Stated task
Write out the whole listing exactly as it stands.

Raw data
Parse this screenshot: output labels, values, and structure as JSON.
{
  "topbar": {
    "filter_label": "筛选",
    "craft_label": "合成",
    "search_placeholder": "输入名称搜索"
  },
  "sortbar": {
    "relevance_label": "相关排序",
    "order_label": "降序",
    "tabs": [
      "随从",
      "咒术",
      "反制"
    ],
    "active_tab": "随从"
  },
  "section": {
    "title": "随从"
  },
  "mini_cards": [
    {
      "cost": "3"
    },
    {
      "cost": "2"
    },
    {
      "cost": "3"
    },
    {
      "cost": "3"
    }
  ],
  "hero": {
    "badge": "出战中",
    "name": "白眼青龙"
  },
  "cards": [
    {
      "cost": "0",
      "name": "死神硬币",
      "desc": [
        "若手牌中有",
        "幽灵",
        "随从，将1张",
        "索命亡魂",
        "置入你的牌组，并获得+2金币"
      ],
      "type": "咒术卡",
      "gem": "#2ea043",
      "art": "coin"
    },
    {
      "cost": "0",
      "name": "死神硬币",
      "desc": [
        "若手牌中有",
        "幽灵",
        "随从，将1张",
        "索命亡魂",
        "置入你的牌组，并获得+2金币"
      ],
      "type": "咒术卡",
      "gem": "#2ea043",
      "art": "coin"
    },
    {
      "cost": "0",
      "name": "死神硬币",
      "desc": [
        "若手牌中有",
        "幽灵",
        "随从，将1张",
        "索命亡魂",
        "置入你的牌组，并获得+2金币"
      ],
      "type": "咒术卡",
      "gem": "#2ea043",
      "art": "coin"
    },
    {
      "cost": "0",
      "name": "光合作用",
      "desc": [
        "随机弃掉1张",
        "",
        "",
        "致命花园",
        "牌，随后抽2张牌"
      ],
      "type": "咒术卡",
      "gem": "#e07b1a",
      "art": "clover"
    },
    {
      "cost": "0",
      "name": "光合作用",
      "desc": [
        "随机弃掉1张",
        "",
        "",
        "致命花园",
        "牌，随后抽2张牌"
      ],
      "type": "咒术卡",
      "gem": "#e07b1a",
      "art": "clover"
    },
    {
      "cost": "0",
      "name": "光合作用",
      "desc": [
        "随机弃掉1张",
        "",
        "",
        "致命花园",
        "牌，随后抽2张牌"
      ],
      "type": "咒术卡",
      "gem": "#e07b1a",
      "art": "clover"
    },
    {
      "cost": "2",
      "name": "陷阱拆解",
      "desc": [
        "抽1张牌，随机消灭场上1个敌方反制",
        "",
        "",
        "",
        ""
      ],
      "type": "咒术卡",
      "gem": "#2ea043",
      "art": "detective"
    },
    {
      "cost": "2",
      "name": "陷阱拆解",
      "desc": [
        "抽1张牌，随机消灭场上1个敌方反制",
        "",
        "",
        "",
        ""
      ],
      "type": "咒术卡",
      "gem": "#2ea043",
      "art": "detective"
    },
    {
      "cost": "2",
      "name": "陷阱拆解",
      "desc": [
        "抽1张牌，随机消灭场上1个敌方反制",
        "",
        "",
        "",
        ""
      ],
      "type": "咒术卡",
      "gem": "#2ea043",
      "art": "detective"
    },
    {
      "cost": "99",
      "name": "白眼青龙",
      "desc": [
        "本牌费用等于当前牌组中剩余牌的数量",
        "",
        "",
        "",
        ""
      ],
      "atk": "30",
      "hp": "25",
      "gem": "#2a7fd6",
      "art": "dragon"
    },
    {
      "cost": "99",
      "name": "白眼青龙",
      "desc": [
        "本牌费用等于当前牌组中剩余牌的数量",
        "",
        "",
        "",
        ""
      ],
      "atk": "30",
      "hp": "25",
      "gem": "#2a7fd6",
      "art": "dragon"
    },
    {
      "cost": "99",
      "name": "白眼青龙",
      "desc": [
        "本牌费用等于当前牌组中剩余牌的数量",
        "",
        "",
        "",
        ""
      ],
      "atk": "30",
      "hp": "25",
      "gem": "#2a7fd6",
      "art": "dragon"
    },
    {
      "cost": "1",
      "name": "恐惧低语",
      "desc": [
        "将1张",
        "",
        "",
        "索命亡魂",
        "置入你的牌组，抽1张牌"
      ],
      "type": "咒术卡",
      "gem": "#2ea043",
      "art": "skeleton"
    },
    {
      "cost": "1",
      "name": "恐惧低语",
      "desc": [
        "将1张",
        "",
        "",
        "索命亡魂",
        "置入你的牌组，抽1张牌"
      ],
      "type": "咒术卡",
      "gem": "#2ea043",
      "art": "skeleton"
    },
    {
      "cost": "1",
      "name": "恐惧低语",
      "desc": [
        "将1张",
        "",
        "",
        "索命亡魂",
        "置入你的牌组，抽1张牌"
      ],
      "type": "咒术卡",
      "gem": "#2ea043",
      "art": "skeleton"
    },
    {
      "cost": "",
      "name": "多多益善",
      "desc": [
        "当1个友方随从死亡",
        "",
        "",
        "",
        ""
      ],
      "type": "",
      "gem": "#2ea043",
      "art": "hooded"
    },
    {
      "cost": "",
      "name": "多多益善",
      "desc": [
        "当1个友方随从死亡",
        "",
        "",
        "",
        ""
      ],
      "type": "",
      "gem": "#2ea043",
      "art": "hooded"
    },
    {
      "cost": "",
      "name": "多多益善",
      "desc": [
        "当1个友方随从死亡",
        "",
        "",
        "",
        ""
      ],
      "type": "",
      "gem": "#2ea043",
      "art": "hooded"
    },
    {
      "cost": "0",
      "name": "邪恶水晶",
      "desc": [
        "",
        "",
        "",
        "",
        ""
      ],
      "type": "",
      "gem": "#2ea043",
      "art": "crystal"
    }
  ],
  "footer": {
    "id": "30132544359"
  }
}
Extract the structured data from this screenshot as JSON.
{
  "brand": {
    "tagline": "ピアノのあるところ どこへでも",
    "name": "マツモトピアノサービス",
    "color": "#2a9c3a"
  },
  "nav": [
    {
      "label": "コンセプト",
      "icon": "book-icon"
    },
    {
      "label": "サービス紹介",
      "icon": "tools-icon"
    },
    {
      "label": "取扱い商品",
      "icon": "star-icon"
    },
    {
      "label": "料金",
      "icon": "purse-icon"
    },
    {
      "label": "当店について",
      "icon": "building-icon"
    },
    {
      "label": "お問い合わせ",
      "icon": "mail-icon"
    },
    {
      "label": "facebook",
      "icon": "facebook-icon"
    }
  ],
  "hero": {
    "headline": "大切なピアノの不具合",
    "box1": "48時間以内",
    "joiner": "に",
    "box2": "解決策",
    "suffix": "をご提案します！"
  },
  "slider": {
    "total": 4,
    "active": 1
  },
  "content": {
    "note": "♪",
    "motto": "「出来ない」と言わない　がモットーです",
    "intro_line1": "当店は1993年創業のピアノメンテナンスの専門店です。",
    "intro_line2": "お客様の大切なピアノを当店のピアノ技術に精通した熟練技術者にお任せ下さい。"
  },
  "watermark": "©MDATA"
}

Exercise result
Parse this screenshot: output labels, values, and structure as JSON.
{
  "topbar": {
    "filter_label": "筛选",
    "craft_label": "合成",
    "search_placeholder": "输入名称搜索"
  },
  "sortbar": {
    "relevance_label": "相关排序",
    "order_label": "降序",
    "tabs": [
      "随从",
      "咒术",
      "反制"
    ],
    "active_tab": "随从"
  },
  "section": {
    "title": "随从"
  },
  "mini_cards": [
    {
      "cost": "3"
    },
    {
      "cost": "2"
    },
    {
      "cost": "3"
    },
    {
      "cost": "3"
    }
  ],
  "hero": {
    "badge": "出战中",
    "name": "白眼青龙"
  },
  "cards": [
    {
      "cost": "0",
      "name": "死神硬币",
      "desc": [
        "若手牌中有",
        "幽灵",
        "随从，将1张",
        "索命亡魂",
        "置入你的牌组，并获得+2金币"
      ],
      "type": "咒术卡",
      "gem": "#2ea043",
      "art": "coin"
    },
    {
      "cost": "0",
      "name": "死神硬币",
      "desc": [
        "若手牌中有",
        "幽灵",
        "随从，将1张",
        "索命亡魂",
        "置入你的牌组，并获得+2金币"
      ],
      "type": "咒术卡",
      "gem": "#2ea043",
      "art": "coin"
    },
    {
      "cost": "0",
      "name": "死神硬币",
      "desc": [
        "若手牌中有",
        "幽灵",
        "随从，将1张",
        "索命亡魂",
        "置入你的牌组，并获得+2金币"
      ],
      "type": "咒术卡",
      "gem": "#2ea043",
      "art": "coin"
    },
    {
      "cost": "0",
      "name": "光合作用",
      "desc": [
        "随机弃掉1张",
        "",
        "",
        "致命花园",
        "牌，随后抽2张牌"
      ],
      "type": "咒术卡",
      "gem": "#e07b1a",
      "art": "clover"
    },
    {
      "cost": "0",
      "name": "光合作用",
      "desc": [
        "随机弃掉1张",
        "",
        "",
        "致命花园",
        "牌，随后抽2张牌"
      ],
      "type": "咒术卡",
      "gem": "#e07b1a",
      "art": "clover"
    },
    {
      "cost": "0",
      "name": "光合作用",
      "desc": [
        "随机弃掉1张",
        "",
        "",
        "致命花园",
        "牌，随后抽2张牌"
      ],
      "type": "咒术卡",
      "gem": "#e07b1a",
      "art": "clover"
    },
    {
      "cost": "2",
      "name": "陷阱拆解",
      "desc": [
        "抽1张牌，随机消灭场上1个敌方反制",
        "",
        "",
        "",
        ""
      ],
      "type": "咒术卡",
      "gem": "#2ea043",
      "art": "detective"
    },
    {
      "cost": "2",
      "name": "陷阱拆解",
      "desc": [
        "抽1张牌，随机消灭场上1个敌方反制",
        "",
        "",
        "",
        ""
      ],
      "type": "咒术卡",
      "gem": "#2ea043",
      "art": "detective"
    },
    {
      "cost": "2",
      "name": "陷阱拆解",
      "desc": [
        "抽1张牌，随机消灭场上1个敌方反制",
        "",
        "",
        "",
        ""
      ],
      "type": "咒术卡",
      "gem": "#2ea043",
      "art": "detective"
    },
    {
      "cost": "99",
      "name": "白眼青龙",
      "desc": [
        "本牌费用等于当前牌组中剩余牌的数量",
        "",
        "",
        "",
        ""
      ],
      "atk": "30",
      "hp": "25",
      "gem": "#2a7fd6",
      "art": "dragon"
    },
    {
      "cost": "99",
      "name": "白眼青龙",
      "desc": [
        "本牌费用等于当前牌组中剩余牌的数量",
        "",
        "",
        "",
        ""
      ],
      "atk": "30",
      "hp": "25",
      "gem": "#2a7fd6",
      "art": "dragon"
    },
    {
      "cost": "99",
      "name": "白眼青龙",
      "desc": [
        "本牌费用等于当前牌组中剩余牌的数量",
        "",
        "",
        "",
        ""
      ],
      "atk": "30",
      "hp": "25",
      "gem": "#2a7fd6",
      "art": "dragon"
    },
    {
      "cost": "1",
      "name": "恐惧低语",
      "desc": [
        "将1张",
        "",
        "",
        "索命亡魂",
        "置入你的牌组，抽1张牌"
      ],
      "type": "咒术卡",
      "gem": "#2ea043",
      "art": "skeleton"
    },
    {
      "cost": "1",
      "name": "恐惧低语",
      "desc": [
        "将1张",
        "",
        "",
        "索命亡魂",
        "置入你的牌组，抽1张牌"
      ],
      "type": "咒术卡",
      "gem": "#2ea043",
      "art": "skeleton"
    },
    {
      "cost": "1",
      "name": "恐惧低语",
      "desc": [
        "将1张",
        "",
        "",
        "索命亡魂",
        "置入你的牌组，抽1张牌"
      ],
      "type": "咒术卡",
      "gem": "#2ea043",
      "art": "skeleton"
    },
    {
      "cost": "",
      "name": "多多益善",
      "desc": [
        "当1个友方随从死亡",
        "",
        "",
        "",
        ""
      ],
      "type": "",
      "gem": "#2ea043",
      "art": "hooded"
    },
    {
      "cost": "",
      "name": "多多益善",
      "desc": [
        "当1个友方随从死亡",
        "",
        "",
        "",
        ""
      ],
      "type": "",
      "gem": "#2ea043",
      "art": "hooded"
    },
    {
      "cost": "",
      "name": "多多益善",
      "desc": [
        "当1个友方随从死亡",
        "",
        "",
        "",
        ""
      ],
      "type": "",
      "gem": "#2ea043",
      "art": "hooded"
    },
    {
      "cost": "0",
      "name": "邪恶水晶",
      "desc": [
        "",
        "",
        "",
        "",
        ""
      ],
      "type": "",
      "gem": "#2ea043",
      "art": "crystal"
    }
  ],
  "footer": {
    "id": "30132544359"
  }
}
Extract the structured data from this screenshot as JSON.
{
  "brand": {
    "tagline": "ピアノのあるところ どこへでも",
    "name": "マツモトピアノサービス",
    "color": "#2a9c3a"
  },
  "nav": [
    {
      "label": "コンセプト",
      "icon": "book-icon"
    },
    {
      "label": "サービス紹介",
      "icon": "tools-icon"
    },
    {
      "label": "取扱い商品",
      "icon": "star-icon"
    },
    {
      "label": "料金",
      "icon": "purse-icon"
    },
    {
      "label": "当店について",
      "icon": "building-icon"
    },
    {
      "label": "お問い合わせ",
      "icon": "mail-icon"
    },
    {
      "label": "facebook",
      "icon": "facebook-icon"
    }
  ],
  "hero": {
    "headline": "大切なピアノの不具合",
    "box1": "48時間以内",
    "joiner": "に",
    "box2": "解決策",
    "suffix": "をご提案します！"
  },
  "slider": {
    "total": 4,
    "active": 1
  },
  "content": {
    "note": "♪",
    "motto": "「出来ない」と言わない　がモットーです",
    "intro_line1": "当店は1993年創業のピアノメンテナンスの専門店です。",
    "intro_line2": "お客様の大切なピアノを当店のピアノ技術に精通した熟練技術者にお任せ下さい。"
  },
  "watermark": "©MDATA"
}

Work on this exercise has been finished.